__PROVIDED TEXT__:
** BEGIN **
This is part 6 of the memory deep dive. This is a series of articles that I wrote to share what I learned while documenting memory internals for large memory server configurations. This topic amongst others will be covered in the upcoming FVP book. The memory deep dive series:
Part 1: Memory Deep Dive Intro
Part 2: Memory subsystem Organisation
Part 3: Memory Subsystem Bandwidth
Part 4: Optimizing for Performance
Part 5: DDR4 Memory
Part 6: NUMA Architecture and Data Locality
Part 7: Memory Deep Dive Summary
Background of multiprocessor architectures
Moore’s law is often misquoted, linking the increase of transistor count to the increase of speed. According to Wikipedia Moore’s law is:
An observation made by Intel co-founder Gordon Moore in 1965. He noticed that the number of transistors per square inch on integrated circuits had doubled every year since their invention. Moore’s law predicts that this trend will continue into the foreseeable future.
The interesting thing is that Moore’s law is still applicable to this day. The transistor count has been increasing every year, however the speed increase was barely doubled in the last decade. From 2000 to 2009, the CPU speed went from 1.3 GHz to 2.8 GHz. Transistor-count on the other hand increased from 37.5 million in 2000 to 904 million in 2009. This means that translator count does not automatically translate in raw CPU speed increase. For that we have to get back to 2004 where the heat build-up in the chips cause Intel to abandon the consistent speed improvement and move towards a design with multiple processor (cores) on the same CPU chip. The industry followed soon after.
This fundamental shift in hardware design had a profound impact on software performance. Previously, faster CPU speeds translated directly into faster application performance. When switching to multi-core design, only software that could take advantage of multiple processors would get this benefit.
Importance of memory architecture
The importance of memory architecture has increased with the advances in performance and architecture in CPU. The shows the gap in performance, measured as the difference in the time between processor memory requests (for a single processor or core) and the latency of a DRAM access, is plotted over time.
The interesting thing is the plateauing performance of CPU from 2004 and onwards. This due to the increase of core count instead of CPU clock speed. This development increases the bandwidth requirements even more. The aggregate peak bandwidth essentially grows as the number of cores grows.
Simply put, we can process data faster than ever, but we can’t get that data faster. To battle this, CPU design has been focusing on parallel memory architectures, and specifically the attempt to keep the data as close to the executing core as possible.
Parallel Memory Architecture
Two major parallel memory architectures exist Distributed Memory Architecture and Shared Memory Architecture. Shared Memory Architecture is split up in two types: Uniform Memory Access (UMA), and Non-Uniform Memory Access (NUMA). Distributed Memory Architecture is an architecture used in clusters, with different hosts connected over the network typically without cache coherency. Shared Memory Architecture is a layout of processors and memory inside a server. With UMA memory is shared across all CPUs. To access memory, the CPUs have to access a Memory Controller Hub (MCH). This type of architecture is limited to scalability, bandwidth, and latency. The MCH is connected to an I/O controller across a bus, this bus has finite speed and for any communication, the CPUs need to take control of the bus, which leads to contention problems. UMA does not scale after a certain number of processors.
** END **
__GIVEN INFORMATION__:
** BEGIN **
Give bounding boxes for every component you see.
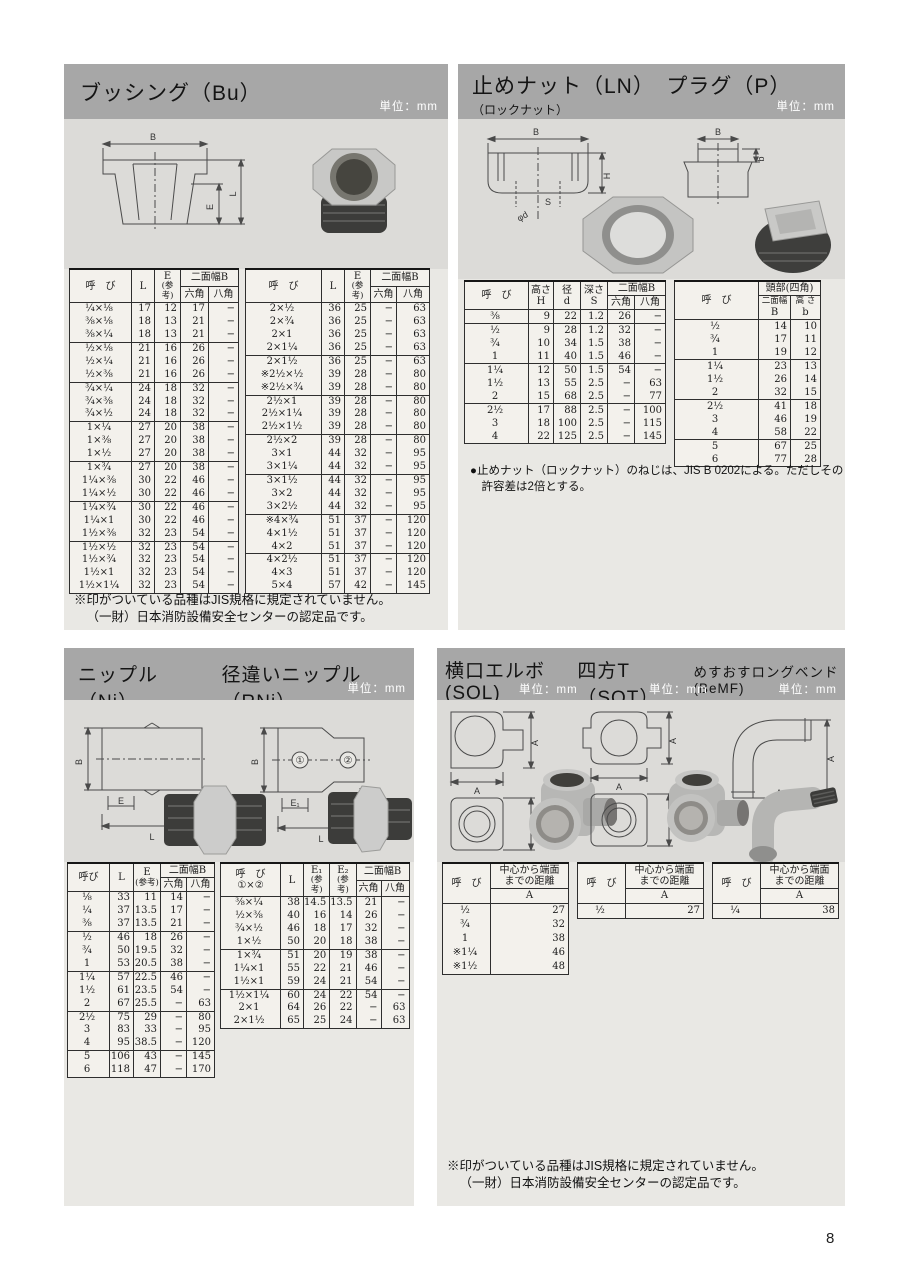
value-cell: − xyxy=(209,567,239,580)
size-name-cell: 1½ xyxy=(675,373,759,386)
value-cell: 55 xyxy=(281,963,304,976)
value-cell: 80 xyxy=(397,408,430,421)
value-cell: − xyxy=(381,949,409,962)
value-cell: − xyxy=(161,1051,187,1064)
table-row: 1¼×1302246− xyxy=(70,515,239,528)
value-cell: 16 xyxy=(155,356,181,369)
value-cell: − xyxy=(371,329,397,342)
size-name-cell: ½×⅛ xyxy=(70,342,132,355)
value-cell: 33 xyxy=(110,892,134,905)
value-cell: 25 xyxy=(345,329,371,342)
table-header: 呼 び①×② L E₁(参考) E₂(参考) 二面幅B 六角 八角 xyxy=(221,863,410,897)
table-row: 45822 xyxy=(675,426,821,440)
value-cell: 26 xyxy=(759,373,791,386)
value-cell: 30 xyxy=(132,501,155,514)
value-cell: 46 xyxy=(281,923,304,936)
col-E: E(参考) xyxy=(345,269,371,303)
dim-label-A: A xyxy=(826,756,836,762)
value-cell: 20 xyxy=(304,936,330,949)
value-cell: 20 xyxy=(155,448,181,461)
bushing-drawing-area: B E L xyxy=(64,119,448,269)
value-cell: − xyxy=(371,355,397,368)
size-name-cell: ※1½ xyxy=(443,960,491,975)
value-cell: − xyxy=(371,303,397,316)
table-row: ※1¼46 xyxy=(443,946,569,960)
table-header: 呼 び 高さH 径d 深さS 二面幅B 六角 八角 xyxy=(465,281,666,310)
value-cell: 27 xyxy=(132,448,155,461)
table-row: 2×½3625−63 xyxy=(246,303,430,316)
table-header: 呼 び 頭部(四角) 二面幅B 高 さb xyxy=(675,281,821,319)
value-cell: 21 xyxy=(181,329,209,342)
value-cell: 16 xyxy=(155,369,181,382)
value-cell: − xyxy=(187,905,215,918)
value-cell: − xyxy=(381,976,409,989)
col-yobi: 呼 び①×② xyxy=(221,863,281,897)
table-row: 215682.5−77 xyxy=(465,390,666,404)
col-E2: E₂(参考) xyxy=(330,863,356,897)
value-cell: 63 xyxy=(187,998,215,1011)
sol-drawing-area: A A A xyxy=(437,700,845,862)
rni-photo xyxy=(326,782,414,858)
table-row: 1×¾51201938− xyxy=(221,949,410,962)
value-cell: 38 xyxy=(491,932,569,946)
value-cell: 18 xyxy=(155,382,181,395)
value-cell: − xyxy=(187,985,215,998)
col-yobi: 呼 び xyxy=(443,863,491,903)
value-cell: − xyxy=(161,1064,187,1077)
value-cell: 34 xyxy=(554,337,581,350)
col-nimen-B: 二面幅B xyxy=(759,296,791,320)
value-cell: 30 xyxy=(132,515,155,528)
size-name-cell: 3 xyxy=(675,413,759,426)
table-row: ½9281.232− xyxy=(465,324,666,338)
col-E: E(参考) xyxy=(155,269,181,303)
size-name-cell: 1¼ xyxy=(465,364,529,378)
value-cell: 36 xyxy=(322,316,345,329)
table-row: ⅜9221.226− xyxy=(465,310,666,324)
value-cell: 95 xyxy=(397,448,430,461)
value-cell: 22 xyxy=(304,963,330,976)
size-name-cell: ½ xyxy=(578,903,626,918)
value-cell: − xyxy=(209,501,239,514)
value-cell: 27 xyxy=(132,462,155,475)
value-cell: 120 xyxy=(397,554,430,567)
port-1-label: ① xyxy=(296,756,305,767)
value-cell: 25 xyxy=(345,303,371,316)
value-cell: 37 xyxy=(110,905,134,918)
value-cell: 38 xyxy=(281,897,304,910)
rni-table: 呼 び①×② L E₁(参考) E₂(参考) 二面幅B 六角 八角 ⅜×¼381… xyxy=(220,862,410,1029)
value-cell: − xyxy=(187,932,215,945)
table-row: ¾×⅜241832− xyxy=(70,396,239,409)
value-cell: 32 xyxy=(132,528,155,541)
table-row: ¾×¼241832− xyxy=(70,382,239,395)
value-cell: 38 xyxy=(181,448,209,461)
value-cell: 44 xyxy=(322,501,345,514)
value-cell: − xyxy=(371,382,397,395)
value-cell: 32 xyxy=(132,541,155,554)
value-cell: 17 xyxy=(132,303,155,316)
jis-note: ※印がついている品種はJIS規格に規定されていません。 （一財）日本消防設備安全… xyxy=(74,592,391,626)
value-cell: − xyxy=(187,892,215,905)
table-row: ¾1711 xyxy=(675,333,821,346)
value-cell: − xyxy=(371,408,397,421)
value-cell: − xyxy=(635,324,666,338)
col-oct: 八角 xyxy=(209,286,239,303)
table-row: 1×⅜272038− xyxy=(70,435,239,448)
size-name-cell: 1×¼ xyxy=(70,422,132,435)
table-row: ½×¼211626− xyxy=(70,356,239,369)
value-cell: 75 xyxy=(110,1011,134,1024)
value-cell: − xyxy=(371,541,397,554)
table-row: 4×1½5137−120 xyxy=(246,528,430,541)
table-row: ¾10341.538− xyxy=(465,337,666,350)
value-cell: 54 xyxy=(356,989,381,1002)
value-cell: 88 xyxy=(554,404,581,418)
table-header: 呼 び 中心から端面までの距離 A xyxy=(713,863,839,903)
value-cell: 32 xyxy=(345,461,371,474)
table-row: 1½×1¼60242254− xyxy=(221,989,410,1002)
value-cell: 1.5 xyxy=(581,364,608,378)
nipple-table: 呼び L E(参考) 二面幅B 六角 八角 ⅛331114−¼3713.517−… xyxy=(67,862,215,1078)
value-cell: 21 xyxy=(356,897,381,910)
size-name-cell: 4 xyxy=(68,1037,110,1050)
value-cell: 26 xyxy=(181,356,209,369)
value-cell: 27 xyxy=(626,903,704,918)
value-cell: 100 xyxy=(554,417,581,430)
value-cell: 39 xyxy=(322,369,345,382)
value-cell: − xyxy=(371,395,397,408)
size-name-cell: 1½ xyxy=(465,377,529,390)
value-cell: − xyxy=(209,435,239,448)
value-cell: 95 xyxy=(187,1024,215,1037)
table-row: 38333−95 xyxy=(68,1024,215,1037)
value-cell: 16 xyxy=(155,342,181,355)
value-cell: 120 xyxy=(397,528,430,541)
size-name-cell: 2×½ xyxy=(246,303,322,316)
value-cell: − xyxy=(356,1015,381,1028)
value-cell: 39 xyxy=(322,395,345,408)
table-row: 4×2½5137−120 xyxy=(246,554,430,567)
table-row: ※2½×½3928−80 xyxy=(246,369,430,382)
dim-label-B: B xyxy=(533,127,539,137)
value-cell: 37 xyxy=(345,567,371,580)
nipple-title-bar: ニップル（Ni） 径違いニップル（RNi） 単位：mm xyxy=(64,648,414,700)
table-row: 2×1½3625−63 xyxy=(246,355,430,368)
value-cell: − xyxy=(371,461,397,474)
size-name-cell: ⅜×⅛ xyxy=(70,316,132,329)
value-cell: 63 xyxy=(381,1002,409,1015)
value-cell: − xyxy=(371,342,397,355)
size-name-cell: 3×1 xyxy=(246,448,322,461)
value-cell: − xyxy=(187,971,215,984)
size-name-cell: 1¼×⅜ xyxy=(70,475,132,488)
table-header: 呼 び 中心から端面までの距離 A xyxy=(578,863,704,903)
value-cell: 28 xyxy=(345,408,371,421)
bemf-table: 呼 び 中心から端面までの距離 A ¼38 xyxy=(712,862,839,919)
value-cell: 32 xyxy=(345,501,371,514)
table-row: ⅜×¼3814.513.521− xyxy=(221,897,410,910)
size-name-cell: 1×⅜ xyxy=(70,435,132,448)
value-cell: − xyxy=(209,422,239,435)
value-cell: − xyxy=(608,404,635,418)
table-row: 1¼×¾302246− xyxy=(70,501,239,514)
size-name-cell: ¾×½ xyxy=(70,408,132,421)
value-cell: 2.5 xyxy=(581,417,608,430)
value-cell: 80 xyxy=(397,382,430,395)
table-row: 3×1½4432−95 xyxy=(246,475,430,488)
value-cell: 24 xyxy=(132,408,155,421)
value-cell: 14 xyxy=(791,373,821,386)
value-cell: 20 xyxy=(155,435,181,448)
value-cell: 13.5 xyxy=(134,905,161,918)
value-cell: 16 xyxy=(304,910,330,923)
size-name-cell: 2½×2 xyxy=(246,435,322,448)
dim-label-B: B xyxy=(74,759,84,765)
table-row: ⅛331114− xyxy=(68,892,215,905)
dim-label-A: A xyxy=(668,738,678,744)
value-cell: 47 xyxy=(134,1064,161,1077)
value-cell: 60 xyxy=(281,989,304,1002)
value-cell: 32 xyxy=(345,488,371,501)
value-cell: 38 xyxy=(356,936,381,949)
table-body: ⅛331114−¼3713.517−⅜3713.521−½461826−¾501… xyxy=(68,892,215,1078)
table-row: ⅜3713.521− xyxy=(68,918,215,931)
table-row: 4×35137−120 xyxy=(246,567,430,580)
table-row: 2½×23928−80 xyxy=(246,435,430,448)
size-name-cell: 1 xyxy=(675,346,759,360)
col-L: L xyxy=(281,863,304,897)
value-cell: − xyxy=(608,417,635,430)
nipple-drawing-area: B E E L ① ② B xyxy=(64,700,414,862)
value-cell: 100 xyxy=(635,404,666,418)
value-cell: 33 xyxy=(134,1024,161,1037)
value-cell: 36 xyxy=(322,303,345,316)
table-row: 510643−145 xyxy=(68,1051,215,1064)
value-cell: 46 xyxy=(181,475,209,488)
table-row: ※2½×¾3928−80 xyxy=(246,382,430,395)
col-yobi: 呼 び xyxy=(713,863,761,903)
value-cell: 36 xyxy=(322,355,345,368)
dim-label-B: B xyxy=(715,127,721,137)
value-cell: 63 xyxy=(397,342,430,355)
size-name-cell: 1¼ xyxy=(68,971,110,984)
value-cell: 125 xyxy=(554,430,581,444)
value-cell: 19 xyxy=(330,949,356,962)
table-row: ¾32 xyxy=(443,918,569,932)
value-cell: 26 xyxy=(304,1002,330,1015)
table-row: ※1½48 xyxy=(443,960,569,975)
dim-label-E: E xyxy=(205,204,215,210)
unit-label-sol: 単位：mm xyxy=(519,681,578,697)
table-row: 3×14432−95 xyxy=(246,448,430,461)
value-cell: 64 xyxy=(281,1002,304,1015)
value-cell: − xyxy=(371,475,397,488)
col-nimen: 二面幅B xyxy=(161,863,215,878)
value-cell: 22 xyxy=(529,430,554,444)
sot-table: 呼 び 中心から端面までの距離 A ½27 xyxy=(577,862,704,919)
value-cell: 17 xyxy=(330,923,356,936)
value-cell: 170 xyxy=(187,1064,215,1077)
value-cell: 17 xyxy=(181,303,209,316)
value-cell: 63 xyxy=(397,355,430,368)
value-cell: 25 xyxy=(345,316,371,329)
dim-label-E: E xyxy=(118,796,124,806)
dim-label-B: B xyxy=(150,132,156,142)
value-cell: 32 xyxy=(181,382,209,395)
table-body: ½1410¾1711119121¼23131½2614232152½411834… xyxy=(675,319,821,466)
table-row: ½×⅜211626− xyxy=(70,369,239,382)
col-yobi: 呼 び xyxy=(246,269,322,303)
value-cell: 37 xyxy=(110,918,134,931)
value-cell: 54 xyxy=(181,541,209,554)
value-cell: 26 xyxy=(608,310,635,324)
value-cell: 22 xyxy=(155,475,181,488)
value-cell: 95 xyxy=(397,488,430,501)
jis-note-line1: ※印がついている品種はJIS規格に規定されていません。 xyxy=(74,592,391,609)
table-row: ¾×½46181732− xyxy=(221,923,410,936)
value-cell: 44 xyxy=(322,461,345,474)
value-cell: 51 xyxy=(322,567,345,580)
value-cell: − xyxy=(381,963,409,976)
dim-label-A: A xyxy=(474,786,480,796)
value-cell: 51 xyxy=(322,528,345,541)
size-name-cell: 1½×⅜ xyxy=(70,528,132,541)
value-cell: − xyxy=(371,435,397,448)
col-hex: 六角 xyxy=(371,286,397,303)
unit-label: 単位：mm xyxy=(776,98,835,114)
value-cell: 63 xyxy=(397,329,430,342)
value-cell: 58 xyxy=(759,426,791,440)
value-cell: 20.5 xyxy=(134,958,161,971)
value-cell: 27 xyxy=(132,422,155,435)
value-cell: 22 xyxy=(155,501,181,514)
table-row: 2×1642622−63 xyxy=(221,1002,410,1015)
table-row: 1½2614 xyxy=(675,373,821,386)
value-cell: 21 xyxy=(181,316,209,329)
value-cell: 15 xyxy=(529,390,554,404)
value-cell: 77 xyxy=(635,390,666,404)
value-cell: 20 xyxy=(304,949,330,962)
table-row: 2½×13928−80 xyxy=(246,395,430,408)
value-cell: − xyxy=(209,462,239,475)
locknut-drawing-area: B H φd S b B xyxy=(458,119,845,279)
value-cell: − xyxy=(187,918,215,931)
size-name-cell: ⅛ xyxy=(68,892,110,905)
col-oct: 八角 xyxy=(381,880,409,897)
value-cell: 14 xyxy=(759,319,791,333)
value-cell: 12 xyxy=(529,364,554,378)
size-name-cell: 1½×¾ xyxy=(70,554,132,567)
value-cell: 10 xyxy=(791,319,821,333)
value-cell: 11 xyxy=(529,350,554,364)
locknut-title-bar: 止めナット（LN） プラグ（P） （ロックナット） 単位：mm xyxy=(458,64,845,119)
value-cell: − xyxy=(209,382,239,395)
value-cell: − xyxy=(371,554,397,567)
size-name-cell: ¼ xyxy=(68,905,110,918)
size-name-cell: 3×2 xyxy=(246,488,322,501)
table-row: 3×24432−95 xyxy=(246,488,430,501)
size-name-cell: ½ xyxy=(675,319,759,333)
value-cell: 13 xyxy=(155,329,181,342)
value-cell: 57 xyxy=(110,971,134,984)
table-row: 1¼×155222146− xyxy=(221,963,410,976)
table-row: ¼38 xyxy=(713,903,839,918)
table-row: 1¼×⅜302246− xyxy=(70,475,239,488)
value-cell: − xyxy=(371,448,397,461)
value-cell: 21 xyxy=(132,356,155,369)
col-oct: 八角 xyxy=(187,878,215,892)
table-row: 1½×⅜322354− xyxy=(70,528,239,541)
value-cell: − xyxy=(209,515,239,528)
size-name-cell: 1¼ xyxy=(675,359,759,373)
size-name-cell: 1½×1 xyxy=(221,976,281,989)
dim-label-S: S xyxy=(545,197,551,207)
value-cell: 23 xyxy=(759,359,791,373)
value-cell: 17 xyxy=(759,333,791,346)
dim-label-L: L xyxy=(149,832,154,842)
col-d: 径d xyxy=(554,281,581,310)
size-name-cell: ½×¼ xyxy=(70,356,132,369)
size-name-cell: 4×2½ xyxy=(246,554,322,567)
value-cell: 21 xyxy=(132,342,155,355)
value-cell: 27 xyxy=(132,435,155,448)
value-cell: 46 xyxy=(759,413,791,426)
table-body: ⅜9221.226−½9281.232−¾10341.538−111401.54… xyxy=(465,310,666,444)
value-cell: 46 xyxy=(356,963,381,976)
value-cell: 2.5 xyxy=(581,404,608,418)
value-cell: − xyxy=(381,923,409,936)
value-cell: − xyxy=(209,316,239,329)
value-cell: 11 xyxy=(134,892,161,905)
col-E: E(参考) xyxy=(134,863,161,892)
value-cell: 95 xyxy=(397,501,430,514)
value-cell: 19 xyxy=(791,413,821,426)
value-cell: 63 xyxy=(635,377,666,390)
bushing-table-right: 呼 び L E(参考) 二面幅B 六角 八角 2×½3625−632×¾3625… xyxy=(245,268,430,594)
value-cell: 44 xyxy=(322,448,345,461)
dim-label-L: L xyxy=(318,834,323,844)
col-oct: 八角 xyxy=(397,286,430,303)
table-row: ½×⅛211626− xyxy=(70,342,239,355)
unit-label: 単位：mm xyxy=(347,680,406,696)
value-cell: 43 xyxy=(134,1051,161,1064)
col-L: L xyxy=(132,269,155,303)
value-cell: 18 xyxy=(155,408,181,421)
value-cell: 19.5 xyxy=(134,945,161,958)
size-name-cell: ½×⅜ xyxy=(70,369,132,382)
value-cell: − xyxy=(209,396,239,409)
value-cell: 2.5 xyxy=(581,377,608,390)
table-row: 611847−170 xyxy=(68,1064,215,1077)
value-cell: 51 xyxy=(281,949,304,962)
value-cell: − xyxy=(161,1037,187,1050)
unit-label-sot: 単位：mm xyxy=(649,681,708,697)
value-cell: 21 xyxy=(132,369,155,382)
size-name-cell: 1½×½ xyxy=(70,541,132,554)
value-cell: 145 xyxy=(635,430,666,444)
table-row: 2×13625−63 xyxy=(246,329,430,342)
value-cell: 51 xyxy=(322,554,345,567)
value-cell: 40 xyxy=(554,350,581,364)
value-cell: 24 xyxy=(132,382,155,395)
value-cell: 54 xyxy=(181,554,209,567)
value-cell: 39 xyxy=(322,382,345,395)
value-cell: 26 xyxy=(356,910,381,923)
size-name-cell: ¾ xyxy=(675,333,759,346)
value-cell: 28 xyxy=(345,421,371,434)
value-cell: 28 xyxy=(345,369,371,382)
** END **
__WHAT TO DO__:
a. Using the memory architecture article, say whether each statement agrees with it: (i) CPU speed went from 1.3 GHz to 2.8 GHz between 2000 and 2009; (ii) Distributed Memory Architecture typically provides cache coherency across hosts; (iii) under UMA, the CPUs reach memory through a Memory Controller Hub. Support each yes or no with a quote.
b. Retype everything in the memory architecture article from "The interesting thing is that" down to "followed soon after.".
The data has no connection to the memory architecture article.

__COMPLETED EXERCISE__:
a.
(i) Yes: "From 2000 to 2009, the CPU speed went from 1.3 GHz to 2.8 GHz."
(ii) No: "with different hosts connected over the network typically without cache coherency."
(iii) Yes: "To access memory, the CPUs have to access a Memory Controller Hub (MCH)."

b.
The interesting thing is that Moore’s law is still applicable to this day. The transistor count has been increasing every year, however the speed increase was barely doubled in the last decade. From 2000 to 2009, the CPU speed went from 1.3 GHz to 2.8 GHz. Transistor-count on the other hand increased from 37.5 million in 2000 to 904 million in 2009. This means that translator count does not automatically translate in raw CPU speed increase. For that we have to get back to 2004 where the heat build-up in the chips cause Intel to abandon the consistent speed improvement and move towards a design with multiple processor (cores) on the same CPU chip. The industry followed soon after.